***** Material provided *****

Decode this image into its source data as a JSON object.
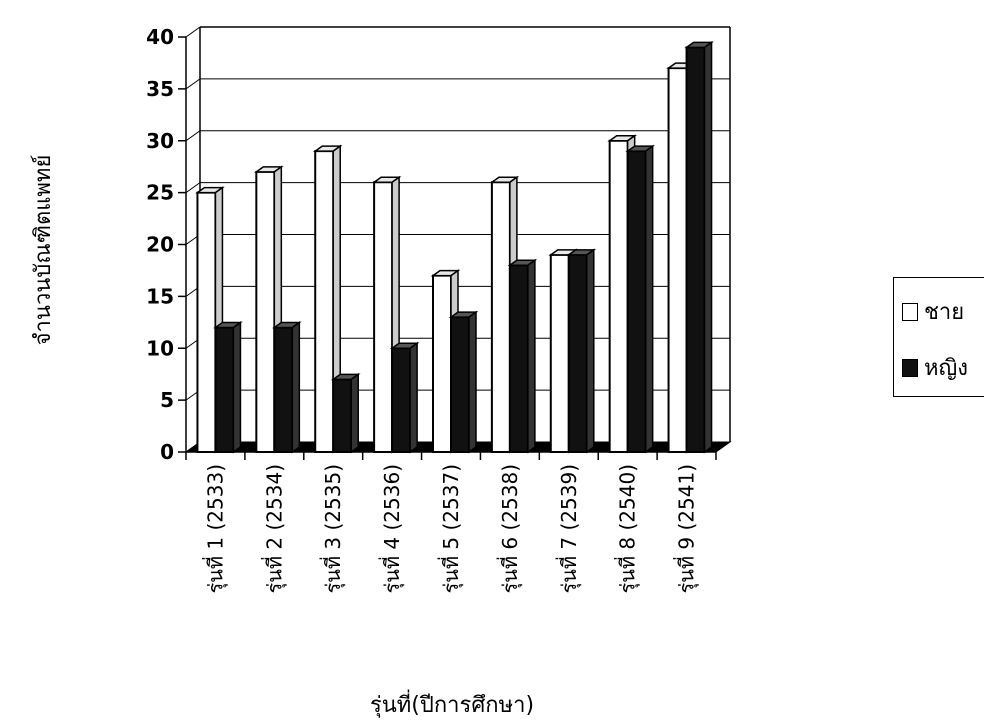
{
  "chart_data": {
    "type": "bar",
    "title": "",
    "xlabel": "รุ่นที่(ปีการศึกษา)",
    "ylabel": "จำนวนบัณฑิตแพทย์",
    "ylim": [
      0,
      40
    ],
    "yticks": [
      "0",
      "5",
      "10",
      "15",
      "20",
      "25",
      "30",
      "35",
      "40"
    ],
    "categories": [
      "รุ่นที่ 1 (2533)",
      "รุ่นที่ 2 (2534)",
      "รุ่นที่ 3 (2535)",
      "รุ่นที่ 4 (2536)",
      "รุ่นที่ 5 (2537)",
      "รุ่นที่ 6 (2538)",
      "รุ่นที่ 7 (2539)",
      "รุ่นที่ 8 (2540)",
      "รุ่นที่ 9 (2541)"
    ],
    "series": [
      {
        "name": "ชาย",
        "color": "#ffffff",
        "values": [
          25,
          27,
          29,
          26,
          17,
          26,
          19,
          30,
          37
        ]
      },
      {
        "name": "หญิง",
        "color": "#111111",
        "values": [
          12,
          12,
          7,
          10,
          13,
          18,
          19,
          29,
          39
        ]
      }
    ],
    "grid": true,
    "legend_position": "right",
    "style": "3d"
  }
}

*****
***** Material provided *****

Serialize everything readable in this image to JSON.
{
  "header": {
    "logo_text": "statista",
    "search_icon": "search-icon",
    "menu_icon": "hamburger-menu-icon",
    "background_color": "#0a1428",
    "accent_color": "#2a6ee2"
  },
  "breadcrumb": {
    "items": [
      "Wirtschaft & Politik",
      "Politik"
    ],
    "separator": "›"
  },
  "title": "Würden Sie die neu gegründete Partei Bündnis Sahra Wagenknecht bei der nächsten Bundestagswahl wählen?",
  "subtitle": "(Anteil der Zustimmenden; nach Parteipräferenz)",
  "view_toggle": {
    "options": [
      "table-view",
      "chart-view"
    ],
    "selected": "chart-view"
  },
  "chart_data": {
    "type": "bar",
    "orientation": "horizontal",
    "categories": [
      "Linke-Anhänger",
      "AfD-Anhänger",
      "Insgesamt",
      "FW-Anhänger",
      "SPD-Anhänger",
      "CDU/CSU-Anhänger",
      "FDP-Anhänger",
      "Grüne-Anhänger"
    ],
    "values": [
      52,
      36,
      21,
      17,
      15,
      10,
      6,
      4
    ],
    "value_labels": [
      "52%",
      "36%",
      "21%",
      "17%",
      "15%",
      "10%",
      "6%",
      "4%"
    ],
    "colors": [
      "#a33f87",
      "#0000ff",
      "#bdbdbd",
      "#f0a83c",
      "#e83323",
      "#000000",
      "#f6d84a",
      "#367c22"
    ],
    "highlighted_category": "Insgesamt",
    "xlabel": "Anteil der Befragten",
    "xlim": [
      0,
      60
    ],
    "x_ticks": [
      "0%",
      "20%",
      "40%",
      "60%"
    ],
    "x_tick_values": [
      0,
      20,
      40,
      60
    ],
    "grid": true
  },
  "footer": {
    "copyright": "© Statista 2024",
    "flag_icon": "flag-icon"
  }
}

*****
***** Material provided *****

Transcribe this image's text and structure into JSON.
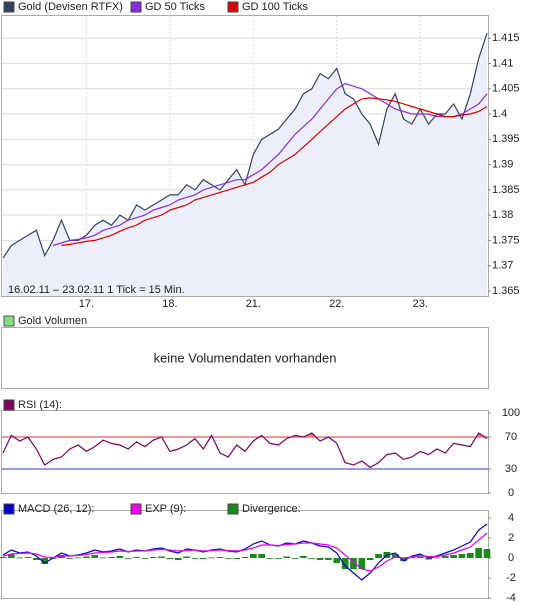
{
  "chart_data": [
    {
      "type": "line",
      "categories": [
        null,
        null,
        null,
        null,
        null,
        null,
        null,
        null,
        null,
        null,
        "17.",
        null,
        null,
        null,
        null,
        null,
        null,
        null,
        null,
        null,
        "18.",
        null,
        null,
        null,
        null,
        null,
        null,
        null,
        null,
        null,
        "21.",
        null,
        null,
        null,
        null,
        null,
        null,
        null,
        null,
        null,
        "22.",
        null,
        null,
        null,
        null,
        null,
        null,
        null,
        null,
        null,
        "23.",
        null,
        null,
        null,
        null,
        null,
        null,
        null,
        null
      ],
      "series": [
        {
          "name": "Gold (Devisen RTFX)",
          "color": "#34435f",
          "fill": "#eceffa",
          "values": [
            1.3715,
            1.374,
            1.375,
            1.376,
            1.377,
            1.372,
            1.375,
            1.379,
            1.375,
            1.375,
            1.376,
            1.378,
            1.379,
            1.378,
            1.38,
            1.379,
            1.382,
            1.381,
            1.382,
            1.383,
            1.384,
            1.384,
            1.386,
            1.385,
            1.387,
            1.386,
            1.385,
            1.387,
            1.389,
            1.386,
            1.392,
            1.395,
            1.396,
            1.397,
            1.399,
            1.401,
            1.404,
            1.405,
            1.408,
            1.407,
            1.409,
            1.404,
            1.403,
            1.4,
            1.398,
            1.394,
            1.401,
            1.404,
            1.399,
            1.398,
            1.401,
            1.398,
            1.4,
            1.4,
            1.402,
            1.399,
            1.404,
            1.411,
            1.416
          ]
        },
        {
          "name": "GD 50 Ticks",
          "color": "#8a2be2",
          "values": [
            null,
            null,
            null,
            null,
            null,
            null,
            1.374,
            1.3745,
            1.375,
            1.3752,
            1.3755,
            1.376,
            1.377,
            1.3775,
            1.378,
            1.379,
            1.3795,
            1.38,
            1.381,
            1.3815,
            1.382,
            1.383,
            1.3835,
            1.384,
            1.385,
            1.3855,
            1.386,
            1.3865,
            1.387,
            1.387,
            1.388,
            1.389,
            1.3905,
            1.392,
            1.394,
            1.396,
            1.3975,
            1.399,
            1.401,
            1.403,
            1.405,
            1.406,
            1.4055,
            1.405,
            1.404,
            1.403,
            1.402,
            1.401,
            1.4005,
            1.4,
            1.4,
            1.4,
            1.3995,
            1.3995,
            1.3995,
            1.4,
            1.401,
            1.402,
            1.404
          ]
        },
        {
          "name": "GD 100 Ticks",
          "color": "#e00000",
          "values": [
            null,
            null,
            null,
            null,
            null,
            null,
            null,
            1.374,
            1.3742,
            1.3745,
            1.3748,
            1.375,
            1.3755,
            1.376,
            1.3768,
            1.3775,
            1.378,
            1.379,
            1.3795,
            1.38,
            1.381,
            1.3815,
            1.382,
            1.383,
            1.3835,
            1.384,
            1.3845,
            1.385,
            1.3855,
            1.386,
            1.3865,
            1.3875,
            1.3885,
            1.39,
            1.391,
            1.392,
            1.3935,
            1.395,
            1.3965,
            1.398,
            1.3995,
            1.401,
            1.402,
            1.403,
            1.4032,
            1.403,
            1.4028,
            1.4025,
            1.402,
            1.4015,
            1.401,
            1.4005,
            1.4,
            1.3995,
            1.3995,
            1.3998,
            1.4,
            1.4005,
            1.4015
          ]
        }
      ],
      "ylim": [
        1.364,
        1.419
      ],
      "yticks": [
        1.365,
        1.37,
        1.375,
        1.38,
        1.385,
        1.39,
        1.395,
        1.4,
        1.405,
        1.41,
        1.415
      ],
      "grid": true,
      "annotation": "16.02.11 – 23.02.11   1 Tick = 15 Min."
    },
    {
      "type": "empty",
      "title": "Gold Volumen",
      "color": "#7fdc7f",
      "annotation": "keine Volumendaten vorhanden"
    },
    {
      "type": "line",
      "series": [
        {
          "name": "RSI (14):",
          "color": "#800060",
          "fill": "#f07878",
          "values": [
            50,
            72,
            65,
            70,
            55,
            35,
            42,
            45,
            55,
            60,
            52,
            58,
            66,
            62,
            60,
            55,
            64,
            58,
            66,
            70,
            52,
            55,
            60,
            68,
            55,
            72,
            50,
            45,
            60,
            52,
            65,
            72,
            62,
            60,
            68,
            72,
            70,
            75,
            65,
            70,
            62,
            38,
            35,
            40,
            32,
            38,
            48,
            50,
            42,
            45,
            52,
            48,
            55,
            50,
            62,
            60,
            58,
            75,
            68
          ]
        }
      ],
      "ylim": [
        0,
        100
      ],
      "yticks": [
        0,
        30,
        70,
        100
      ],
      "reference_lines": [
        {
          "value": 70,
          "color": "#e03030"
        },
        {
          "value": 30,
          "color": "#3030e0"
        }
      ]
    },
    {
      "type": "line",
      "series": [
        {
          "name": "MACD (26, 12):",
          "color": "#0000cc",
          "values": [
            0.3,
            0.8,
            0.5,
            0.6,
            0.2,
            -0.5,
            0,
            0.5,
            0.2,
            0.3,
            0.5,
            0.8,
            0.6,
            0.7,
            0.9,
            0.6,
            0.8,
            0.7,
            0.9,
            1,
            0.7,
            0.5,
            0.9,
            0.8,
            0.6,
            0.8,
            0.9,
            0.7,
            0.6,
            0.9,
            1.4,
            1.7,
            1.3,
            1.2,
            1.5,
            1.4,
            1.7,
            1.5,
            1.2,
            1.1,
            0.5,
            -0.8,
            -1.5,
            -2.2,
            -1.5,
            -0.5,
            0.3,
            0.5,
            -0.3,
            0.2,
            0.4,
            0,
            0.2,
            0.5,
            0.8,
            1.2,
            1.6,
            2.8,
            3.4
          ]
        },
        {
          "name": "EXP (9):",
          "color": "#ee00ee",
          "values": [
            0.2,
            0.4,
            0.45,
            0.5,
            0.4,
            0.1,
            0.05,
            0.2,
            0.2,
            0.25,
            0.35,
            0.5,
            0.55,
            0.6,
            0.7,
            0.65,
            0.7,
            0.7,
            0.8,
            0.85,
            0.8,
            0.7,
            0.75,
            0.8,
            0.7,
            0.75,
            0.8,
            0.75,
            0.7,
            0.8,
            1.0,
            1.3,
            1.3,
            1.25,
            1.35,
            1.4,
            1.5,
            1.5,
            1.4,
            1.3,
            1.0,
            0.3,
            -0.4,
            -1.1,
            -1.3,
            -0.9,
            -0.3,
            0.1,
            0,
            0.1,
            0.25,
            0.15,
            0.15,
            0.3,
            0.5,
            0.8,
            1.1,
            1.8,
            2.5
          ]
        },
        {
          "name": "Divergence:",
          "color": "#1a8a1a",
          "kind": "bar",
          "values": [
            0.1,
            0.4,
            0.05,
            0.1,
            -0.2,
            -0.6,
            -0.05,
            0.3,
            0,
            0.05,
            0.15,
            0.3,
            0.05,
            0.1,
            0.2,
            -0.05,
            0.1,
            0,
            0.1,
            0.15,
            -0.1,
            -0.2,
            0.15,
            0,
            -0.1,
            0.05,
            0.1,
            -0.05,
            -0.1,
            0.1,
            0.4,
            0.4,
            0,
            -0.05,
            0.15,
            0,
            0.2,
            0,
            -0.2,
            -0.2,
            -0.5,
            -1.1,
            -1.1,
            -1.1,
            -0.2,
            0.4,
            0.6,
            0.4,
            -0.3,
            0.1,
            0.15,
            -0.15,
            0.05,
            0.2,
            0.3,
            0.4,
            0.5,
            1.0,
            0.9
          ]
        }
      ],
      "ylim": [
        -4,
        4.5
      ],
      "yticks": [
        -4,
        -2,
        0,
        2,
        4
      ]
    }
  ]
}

*****

Copy out each line of the data containing the string "this".

Decode this image into its source data as a JSON object.
Serialize everything readable in this image to JSON.
Transcribe this image's text and structure into JSON.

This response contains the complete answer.